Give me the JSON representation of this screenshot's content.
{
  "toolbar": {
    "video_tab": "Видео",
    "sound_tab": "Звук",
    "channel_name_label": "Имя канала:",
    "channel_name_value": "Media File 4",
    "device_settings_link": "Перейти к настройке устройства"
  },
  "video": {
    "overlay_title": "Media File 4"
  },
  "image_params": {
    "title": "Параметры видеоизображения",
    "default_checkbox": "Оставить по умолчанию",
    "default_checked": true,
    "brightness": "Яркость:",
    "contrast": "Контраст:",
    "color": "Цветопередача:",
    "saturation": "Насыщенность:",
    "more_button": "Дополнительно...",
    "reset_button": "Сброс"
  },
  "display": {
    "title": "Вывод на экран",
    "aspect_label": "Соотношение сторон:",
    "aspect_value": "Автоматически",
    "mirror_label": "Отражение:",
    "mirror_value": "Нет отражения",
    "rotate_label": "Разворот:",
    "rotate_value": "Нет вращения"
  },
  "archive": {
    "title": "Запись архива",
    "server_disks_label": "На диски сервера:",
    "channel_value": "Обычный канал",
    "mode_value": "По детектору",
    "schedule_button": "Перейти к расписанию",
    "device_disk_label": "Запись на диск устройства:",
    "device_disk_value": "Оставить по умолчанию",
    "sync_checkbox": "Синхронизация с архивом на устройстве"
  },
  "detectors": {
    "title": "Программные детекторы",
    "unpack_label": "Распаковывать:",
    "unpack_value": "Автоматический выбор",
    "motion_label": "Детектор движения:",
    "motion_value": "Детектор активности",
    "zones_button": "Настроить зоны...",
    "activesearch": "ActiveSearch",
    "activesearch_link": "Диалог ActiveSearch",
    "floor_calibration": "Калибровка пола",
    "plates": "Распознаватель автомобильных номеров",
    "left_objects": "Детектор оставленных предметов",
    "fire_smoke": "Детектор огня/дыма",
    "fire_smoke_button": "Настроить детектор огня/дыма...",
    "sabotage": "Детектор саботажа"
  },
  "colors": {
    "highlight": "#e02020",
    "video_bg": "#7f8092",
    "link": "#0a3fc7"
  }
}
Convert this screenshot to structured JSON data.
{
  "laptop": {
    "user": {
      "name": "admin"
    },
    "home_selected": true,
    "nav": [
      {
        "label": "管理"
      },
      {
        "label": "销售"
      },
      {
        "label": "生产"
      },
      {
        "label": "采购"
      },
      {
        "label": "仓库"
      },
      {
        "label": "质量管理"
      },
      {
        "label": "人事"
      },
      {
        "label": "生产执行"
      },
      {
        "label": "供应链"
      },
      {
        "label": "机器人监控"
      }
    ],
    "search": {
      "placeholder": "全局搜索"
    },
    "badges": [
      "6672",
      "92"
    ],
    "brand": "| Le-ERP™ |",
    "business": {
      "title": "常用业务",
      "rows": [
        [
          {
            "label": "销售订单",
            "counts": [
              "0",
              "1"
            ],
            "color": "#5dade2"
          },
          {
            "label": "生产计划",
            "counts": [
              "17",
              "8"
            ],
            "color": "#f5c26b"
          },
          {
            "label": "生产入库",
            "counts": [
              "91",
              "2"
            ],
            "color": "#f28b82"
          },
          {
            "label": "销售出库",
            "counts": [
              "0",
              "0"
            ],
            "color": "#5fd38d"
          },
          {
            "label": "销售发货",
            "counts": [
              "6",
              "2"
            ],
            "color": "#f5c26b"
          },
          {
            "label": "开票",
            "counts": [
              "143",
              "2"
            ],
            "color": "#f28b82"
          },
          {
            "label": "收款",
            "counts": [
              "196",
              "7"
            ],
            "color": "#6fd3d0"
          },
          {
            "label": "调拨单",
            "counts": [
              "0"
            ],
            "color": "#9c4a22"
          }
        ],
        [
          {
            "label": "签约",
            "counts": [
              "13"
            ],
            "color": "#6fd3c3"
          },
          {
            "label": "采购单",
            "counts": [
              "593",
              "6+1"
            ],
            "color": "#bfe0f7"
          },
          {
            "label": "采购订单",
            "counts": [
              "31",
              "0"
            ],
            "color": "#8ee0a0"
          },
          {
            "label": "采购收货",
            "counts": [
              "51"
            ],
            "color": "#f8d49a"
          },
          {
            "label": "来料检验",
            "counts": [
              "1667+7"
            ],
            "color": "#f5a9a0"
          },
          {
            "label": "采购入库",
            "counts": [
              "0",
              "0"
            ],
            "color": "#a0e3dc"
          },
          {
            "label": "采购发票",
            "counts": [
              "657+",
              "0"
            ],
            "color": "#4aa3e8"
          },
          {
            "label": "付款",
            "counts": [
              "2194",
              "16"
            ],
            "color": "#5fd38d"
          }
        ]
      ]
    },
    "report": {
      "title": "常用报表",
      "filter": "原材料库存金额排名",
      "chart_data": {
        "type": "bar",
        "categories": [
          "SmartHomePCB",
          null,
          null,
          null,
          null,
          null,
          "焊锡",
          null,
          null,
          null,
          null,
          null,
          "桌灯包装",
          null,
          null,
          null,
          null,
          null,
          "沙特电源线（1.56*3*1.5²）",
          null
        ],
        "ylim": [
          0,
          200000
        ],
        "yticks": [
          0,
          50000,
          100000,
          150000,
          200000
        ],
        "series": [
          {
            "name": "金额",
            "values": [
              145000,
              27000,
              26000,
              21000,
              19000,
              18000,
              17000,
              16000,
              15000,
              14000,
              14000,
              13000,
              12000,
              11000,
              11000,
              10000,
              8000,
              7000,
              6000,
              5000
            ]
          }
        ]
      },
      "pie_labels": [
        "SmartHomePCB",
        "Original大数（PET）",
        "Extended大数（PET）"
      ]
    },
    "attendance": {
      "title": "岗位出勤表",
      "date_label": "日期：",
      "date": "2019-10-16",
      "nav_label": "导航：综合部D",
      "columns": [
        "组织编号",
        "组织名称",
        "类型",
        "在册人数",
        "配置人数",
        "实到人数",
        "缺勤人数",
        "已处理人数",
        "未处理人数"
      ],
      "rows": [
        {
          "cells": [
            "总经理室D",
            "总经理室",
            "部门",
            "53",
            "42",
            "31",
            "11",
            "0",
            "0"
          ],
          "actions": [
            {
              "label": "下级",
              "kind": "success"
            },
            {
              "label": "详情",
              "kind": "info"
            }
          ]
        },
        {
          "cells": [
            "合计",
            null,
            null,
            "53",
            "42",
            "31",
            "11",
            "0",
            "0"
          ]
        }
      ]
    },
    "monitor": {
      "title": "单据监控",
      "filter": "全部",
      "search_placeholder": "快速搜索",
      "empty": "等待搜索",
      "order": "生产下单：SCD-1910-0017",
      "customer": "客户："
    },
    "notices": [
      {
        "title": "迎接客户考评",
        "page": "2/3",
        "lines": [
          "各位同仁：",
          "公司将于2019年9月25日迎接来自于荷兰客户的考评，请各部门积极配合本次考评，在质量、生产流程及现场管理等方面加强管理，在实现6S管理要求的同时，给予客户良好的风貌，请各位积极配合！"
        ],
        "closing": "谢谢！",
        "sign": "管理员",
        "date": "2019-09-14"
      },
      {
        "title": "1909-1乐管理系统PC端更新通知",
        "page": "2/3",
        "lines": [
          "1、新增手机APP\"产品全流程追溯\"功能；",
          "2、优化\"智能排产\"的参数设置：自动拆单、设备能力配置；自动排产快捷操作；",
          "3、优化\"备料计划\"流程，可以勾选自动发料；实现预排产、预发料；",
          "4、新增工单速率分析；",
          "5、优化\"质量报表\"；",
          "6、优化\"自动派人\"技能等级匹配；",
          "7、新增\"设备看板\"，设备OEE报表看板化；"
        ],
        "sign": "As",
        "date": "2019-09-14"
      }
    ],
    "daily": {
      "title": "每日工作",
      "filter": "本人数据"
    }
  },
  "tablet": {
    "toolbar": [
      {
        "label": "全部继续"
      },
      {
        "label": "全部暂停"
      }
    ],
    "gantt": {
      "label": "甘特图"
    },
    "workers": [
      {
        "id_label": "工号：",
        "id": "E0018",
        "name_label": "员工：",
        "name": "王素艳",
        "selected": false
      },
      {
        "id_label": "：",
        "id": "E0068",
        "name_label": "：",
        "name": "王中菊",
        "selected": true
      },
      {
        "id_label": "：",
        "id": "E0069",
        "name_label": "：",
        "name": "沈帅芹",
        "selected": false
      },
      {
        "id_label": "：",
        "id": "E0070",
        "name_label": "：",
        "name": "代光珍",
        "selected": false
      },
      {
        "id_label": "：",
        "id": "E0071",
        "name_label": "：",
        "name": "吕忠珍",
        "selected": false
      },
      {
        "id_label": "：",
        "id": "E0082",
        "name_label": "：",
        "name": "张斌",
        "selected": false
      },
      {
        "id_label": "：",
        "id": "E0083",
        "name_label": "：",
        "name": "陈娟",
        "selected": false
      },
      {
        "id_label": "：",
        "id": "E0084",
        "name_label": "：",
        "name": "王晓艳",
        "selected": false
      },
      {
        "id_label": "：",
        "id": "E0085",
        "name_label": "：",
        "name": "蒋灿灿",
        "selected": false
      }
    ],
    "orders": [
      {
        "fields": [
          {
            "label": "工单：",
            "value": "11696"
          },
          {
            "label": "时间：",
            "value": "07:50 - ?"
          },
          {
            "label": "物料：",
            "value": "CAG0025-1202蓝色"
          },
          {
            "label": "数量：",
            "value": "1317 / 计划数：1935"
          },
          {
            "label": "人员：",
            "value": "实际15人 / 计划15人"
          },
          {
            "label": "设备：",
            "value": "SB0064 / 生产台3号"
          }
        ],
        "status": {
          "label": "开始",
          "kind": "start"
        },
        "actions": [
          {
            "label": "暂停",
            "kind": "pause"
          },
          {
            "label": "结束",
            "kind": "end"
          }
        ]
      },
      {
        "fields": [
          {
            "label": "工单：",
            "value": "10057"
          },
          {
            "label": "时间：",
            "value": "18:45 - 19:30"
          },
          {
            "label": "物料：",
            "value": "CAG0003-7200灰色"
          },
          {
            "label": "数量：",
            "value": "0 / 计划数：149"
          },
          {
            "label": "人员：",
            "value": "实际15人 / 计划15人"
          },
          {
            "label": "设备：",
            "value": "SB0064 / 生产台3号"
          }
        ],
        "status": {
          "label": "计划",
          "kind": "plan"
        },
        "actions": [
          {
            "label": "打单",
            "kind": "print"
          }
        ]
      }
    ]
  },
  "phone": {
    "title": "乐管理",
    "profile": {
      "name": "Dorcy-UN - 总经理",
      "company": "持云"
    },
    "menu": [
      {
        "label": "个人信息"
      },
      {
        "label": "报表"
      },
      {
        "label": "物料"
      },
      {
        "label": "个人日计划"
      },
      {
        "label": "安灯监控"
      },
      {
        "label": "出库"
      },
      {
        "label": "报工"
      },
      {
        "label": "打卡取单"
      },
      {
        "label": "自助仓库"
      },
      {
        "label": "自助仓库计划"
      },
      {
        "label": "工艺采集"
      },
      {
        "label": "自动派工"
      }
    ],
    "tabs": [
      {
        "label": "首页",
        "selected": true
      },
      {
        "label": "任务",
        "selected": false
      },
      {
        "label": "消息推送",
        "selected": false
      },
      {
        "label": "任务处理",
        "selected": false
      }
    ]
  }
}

· · ·

▶ DIRECTIONS
Copy each line of the data that contains the word "kind".

▶ EXERCISE ANSWER
              "kind": "success"
              "kind": "info"
          "kind": "start"
            "kind": "pause"
            "kind": "end"
          "kind": "plan"
            "kind": "print"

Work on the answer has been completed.